::: Provided records :::

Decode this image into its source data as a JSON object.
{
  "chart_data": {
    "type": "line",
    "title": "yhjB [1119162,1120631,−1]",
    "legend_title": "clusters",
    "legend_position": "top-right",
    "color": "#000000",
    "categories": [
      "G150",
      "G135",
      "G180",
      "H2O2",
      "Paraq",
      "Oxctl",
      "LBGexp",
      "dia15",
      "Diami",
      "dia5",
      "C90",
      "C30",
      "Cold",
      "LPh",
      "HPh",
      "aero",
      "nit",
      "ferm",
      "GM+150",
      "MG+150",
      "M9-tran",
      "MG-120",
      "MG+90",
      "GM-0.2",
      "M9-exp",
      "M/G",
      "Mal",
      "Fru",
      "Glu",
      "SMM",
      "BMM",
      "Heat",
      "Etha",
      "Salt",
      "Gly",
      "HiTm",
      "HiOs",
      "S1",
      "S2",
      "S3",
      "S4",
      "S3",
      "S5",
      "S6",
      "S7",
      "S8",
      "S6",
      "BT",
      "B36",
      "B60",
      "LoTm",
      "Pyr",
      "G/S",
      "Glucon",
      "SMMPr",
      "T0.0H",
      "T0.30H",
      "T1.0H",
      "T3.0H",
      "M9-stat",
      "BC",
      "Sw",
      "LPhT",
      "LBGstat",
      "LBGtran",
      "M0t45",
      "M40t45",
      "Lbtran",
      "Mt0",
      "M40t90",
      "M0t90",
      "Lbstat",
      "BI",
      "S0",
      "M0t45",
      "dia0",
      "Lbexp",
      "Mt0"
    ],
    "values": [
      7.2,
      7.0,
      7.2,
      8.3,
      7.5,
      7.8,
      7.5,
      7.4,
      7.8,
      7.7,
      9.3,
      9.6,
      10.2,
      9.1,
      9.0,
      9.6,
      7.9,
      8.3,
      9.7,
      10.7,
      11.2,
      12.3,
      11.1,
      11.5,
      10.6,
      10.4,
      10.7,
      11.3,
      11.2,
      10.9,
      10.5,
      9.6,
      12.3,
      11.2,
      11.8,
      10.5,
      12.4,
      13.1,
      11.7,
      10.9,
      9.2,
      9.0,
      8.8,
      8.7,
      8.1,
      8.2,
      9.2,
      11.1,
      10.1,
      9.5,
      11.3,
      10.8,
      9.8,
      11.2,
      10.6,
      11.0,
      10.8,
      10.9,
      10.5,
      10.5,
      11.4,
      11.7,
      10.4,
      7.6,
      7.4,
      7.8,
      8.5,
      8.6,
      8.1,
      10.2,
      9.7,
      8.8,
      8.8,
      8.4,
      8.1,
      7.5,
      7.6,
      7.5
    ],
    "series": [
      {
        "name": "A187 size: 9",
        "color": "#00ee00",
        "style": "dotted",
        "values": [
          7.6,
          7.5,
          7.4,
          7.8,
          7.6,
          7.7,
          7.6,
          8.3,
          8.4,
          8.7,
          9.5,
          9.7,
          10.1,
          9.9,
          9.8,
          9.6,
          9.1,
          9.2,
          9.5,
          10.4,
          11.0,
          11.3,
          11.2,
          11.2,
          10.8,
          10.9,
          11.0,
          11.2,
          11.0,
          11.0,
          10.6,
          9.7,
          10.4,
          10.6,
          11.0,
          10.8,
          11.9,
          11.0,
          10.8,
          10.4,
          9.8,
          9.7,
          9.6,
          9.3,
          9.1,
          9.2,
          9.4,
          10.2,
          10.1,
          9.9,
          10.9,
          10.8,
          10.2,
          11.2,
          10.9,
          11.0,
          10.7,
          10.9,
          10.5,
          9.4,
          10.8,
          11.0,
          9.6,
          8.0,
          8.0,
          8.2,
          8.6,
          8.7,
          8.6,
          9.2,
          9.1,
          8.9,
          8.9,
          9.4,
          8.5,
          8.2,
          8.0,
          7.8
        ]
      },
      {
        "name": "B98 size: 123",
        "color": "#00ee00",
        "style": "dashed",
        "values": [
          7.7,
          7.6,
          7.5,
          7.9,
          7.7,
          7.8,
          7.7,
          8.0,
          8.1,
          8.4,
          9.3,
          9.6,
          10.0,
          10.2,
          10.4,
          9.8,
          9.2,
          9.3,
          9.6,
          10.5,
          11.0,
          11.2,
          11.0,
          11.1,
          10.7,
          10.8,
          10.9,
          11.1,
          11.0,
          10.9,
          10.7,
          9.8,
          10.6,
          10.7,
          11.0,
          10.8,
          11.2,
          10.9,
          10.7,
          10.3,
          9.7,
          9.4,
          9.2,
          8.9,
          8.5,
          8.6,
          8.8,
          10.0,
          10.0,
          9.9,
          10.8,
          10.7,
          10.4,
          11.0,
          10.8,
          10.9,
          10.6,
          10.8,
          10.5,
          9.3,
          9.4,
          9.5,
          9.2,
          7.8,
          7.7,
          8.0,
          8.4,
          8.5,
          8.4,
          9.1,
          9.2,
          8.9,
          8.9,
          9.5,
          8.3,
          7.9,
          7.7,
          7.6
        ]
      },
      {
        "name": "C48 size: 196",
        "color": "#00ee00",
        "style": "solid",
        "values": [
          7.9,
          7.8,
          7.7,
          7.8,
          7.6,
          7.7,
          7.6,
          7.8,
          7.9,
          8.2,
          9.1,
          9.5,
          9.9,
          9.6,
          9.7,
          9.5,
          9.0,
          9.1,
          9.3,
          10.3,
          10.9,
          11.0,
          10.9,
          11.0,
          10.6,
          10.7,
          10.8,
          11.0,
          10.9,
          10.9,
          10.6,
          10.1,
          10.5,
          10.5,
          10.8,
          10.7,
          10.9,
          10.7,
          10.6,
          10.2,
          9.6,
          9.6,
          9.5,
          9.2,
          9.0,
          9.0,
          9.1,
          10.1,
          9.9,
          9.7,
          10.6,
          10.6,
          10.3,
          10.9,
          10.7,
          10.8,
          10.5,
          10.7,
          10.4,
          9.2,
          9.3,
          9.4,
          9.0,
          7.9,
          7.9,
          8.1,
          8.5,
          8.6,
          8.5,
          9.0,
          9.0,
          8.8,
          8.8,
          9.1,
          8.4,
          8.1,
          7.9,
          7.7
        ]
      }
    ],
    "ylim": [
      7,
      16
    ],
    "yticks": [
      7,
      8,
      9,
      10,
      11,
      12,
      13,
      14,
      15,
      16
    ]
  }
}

:::

Exercise directions: Go through the listing and copy all of it exactly.

Result for this task:
Decode this image into its source data as a JSON object.
{
  "chart_data": {
    "type": "line",
    "title": "yhjB [1119162,1120631,−1]",
    "legend_title": "clusters",
    "legend_position": "top-right",
    "color": "#000000",
    "categories": [
      "G150",
      "G135",
      "G180",
      "H2O2",
      "Paraq",
      "Oxctl",
      "LBGexp",
      "dia15",
      "Diami",
      "dia5",
      "C90",
      "C30",
      "Cold",
      "LPh",
      "HPh",
      "aero",
      "nit",
      "ferm",
      "GM+150",
      "MG+150",
      "M9-tran",
      "MG-120",
      "MG+90",
      "GM-0.2",
      "M9-exp",
      "M/G",
      "Mal",
      "Fru",
      "Glu",
      "SMM",
      "BMM",
      "Heat",
      "Etha",
      "Salt",
      "Gly",
      "HiTm",
      "HiOs",
      "S1",
      "S2",
      "S3",
      "S4",
      "S3",
      "S5",
      "S6",
      "S7",
      "S8",
      "S6",
      "BT",
      "B36",
      "B60",
      "LoTm",
      "Pyr",
      "G/S",
      "Glucon",
      "SMMPr",
      "T0.0H",
      "T0.30H",
      "T1.0H",
      "T3.0H",
      "M9-stat",
      "BC",
      "Sw",
      "LPhT",
      "LBGstat",
      "LBGtran",
      "M0t45",
      "M40t45",
      "Lbtran",
      "Mt0",
      "M40t90",
      "M0t90",
      "Lbstat",
      "BI",
      "S0",
      "M0t45",
      "dia0",
      "Lbexp",
      "Mt0"
    ],
    "values": [
      7.2,
      7.0,
      7.2,
      8.3,
      7.5,
      7.8,
      7.5,
      7.4,
      7.8,
      7.7,
      9.3,
      9.6,
      10.2,
      9.1,
      9.0,
      9.6,
      7.9,
      8.3,
      9.7,
      10.7,
      11.2,
      12.3,
      11.1,
      11.5,
      10.6,
      10.4,
      10.7,
      11.3,
      11.2,
      10.9,
      10.5,
      9.6,
      12.3,
      11.2,
      11.8,
      10.5,
      12.4,
      13.1,
      11.7,
      10.9,
      9.2,
      9.0,
      8.8,
      8.7,
      8.1,
      8.2,
      9.2,
      11.1,
      10.1,
      9.5,
      11.3,
      10.8,
      9.8,
      11.2,
      10.6,
      11.0,
      10.8,
      10.9,
      10.5,
      10.5,
      11.4,
      11.7,
      10.4,
      7.6,
      7.4,
      7.8,
      8.5,
      8.6,
      8.1,
      10.2,
      9.7,
      8.8,
      8.8,
      8.4,
      8.1,
      7.5,
      7.6,
      7.5
    ],
    "series": [
      {
        "name": "A187 size: 9",
        "color": "#00ee00",
        "style": "dotted",
        "values": [
          7.6,
          7.5,
          7.4,
          7.8,
          7.6,
          7.7,
          7.6,
          8.3,
          8.4,
          8.7,
          9.5,
          9.7,
          10.1,
          9.9,
          9.8,
          9.6,
          9.1,
          9.2,
          9.5,
          10.4,
          11.0,
          11.3,
          11.2,
          11.2,
          10.8,
          10.9,
          11.0,
          11.2,
          11.0,
          11.0,
          10.6,
          9.7,
          10.4,
          10.6,
          11.0,
          10.8,
          11.9,
          11.0,
          10.8,
          10.4,
          9.8,
          9.7,
          9.6,
          9.3,
          9.1,
          9.2,
          9.4,
          10.2,
          10.1,
          9.9,
          10.9,
          10.8,
          10.2,
          11.2,
          10.9,
          11.0,
          10.7,
          10.9,
          10.5,
          9.4,
          10.8,
          11.0,
          9.6,
          8.0,
          8.0,
          8.2,
          8.6,
          8.7,
          8.6,
          9.2,
          9.1,
          8.9,
          8.9,
          9.4,
          8.5,
          8.2,
          8.0,
          7.8
        ]
      },
      {
        "name": "B98 size: 123",
        "color": "#00ee00",
        "style": "dashed",
        "values": [
          7.7,
          7.6,
          7.5,
          7.9,
          7.7,
          7.8,
          7.7,
          8.0,
          8.1,
          8.4,
          9.3,
          9.6,
          10.0,
          10.2,
          10.4,
          9.8,
          9.2,
          9.3,
          9.6,
          10.5,
          11.0,
          11.2,
          11.0,
          11.1,
          10.7,
          10.8,
          10.9,
          11.1,
          11.0,
          10.9,
          10.7,
          9.8,
          10.6,
          10.7,
          11.0,
          10.8,
          11.2,
          10.9,
          10.7,
          10.3,
          9.7,
          9.4,
          9.2,
          8.9,
          8.5,
          8.6,
          8.8,
          10.0,
          10.0,
          9.9,
          10.8,
          10.7,
          10.4,
          11.0,
          10.8,
          10.9,
          10.6,
          10.8,
          10.5,
          9.3,
          9.4,
          9.5,
          9.2,
          7.8,
          7.7,
          8.0,
          8.4,
          8.5,
          8.4,
          9.1,
          9.2,
          8.9,
          8.9,
          9.5,
          8.3,
          7.9,
          7.7,
          7.6
        ]
      },
      {
        "name": "C48 size: 196",
        "color": "#00ee00",
        "style": "solid",
        "values": [
          7.9,
          7.8,
          7.7,
          7.8,
          7.6,
          7.7,
          7.6,
          7.8,
          7.9,
          8.2,
          9.1,
          9.5,
          9.9,
          9.6,
          9.7,
          9.5,
          9.0,
          9.1,
          9.3,
          10.3,
          10.9,
          11.0,
          10.9,
          11.0,
          10.6,
          10.7,
          10.8,
          11.0,
          10.9,
          10.9,
          10.6,
          10.1,
          10.5,
          10.5,
          10.8,
          10.7,
          10.9,
          10.7,
          10.6,
          10.2,
          9.6,
          9.6,
          9.5,
          9.2,
          9.0,
          9.0,
          9.1,
          10.1,
          9.9,
          9.7,
          10.6,
          10.6,
          10.3,
          10.9,
          10.7,
          10.8,
          10.5,
          10.7,
          10.4,
          9.2,
          9.3,
          9.4,
          9.0,
          7.9,
          7.9,
          8.1,
          8.5,
          8.6,
          8.5,
          9.0,
          9.0,
          8.8,
          8.8,
          9.1,
          8.4,
          8.1,
          7.9,
          7.7
        ]
      }
    ],
    "ylim": [
      7,
      16
    ],
    "yticks": [
      7,
      8,
      9,
      10,
      11,
      12,
      13,
      14,
      15,
      16
    ]
  }
}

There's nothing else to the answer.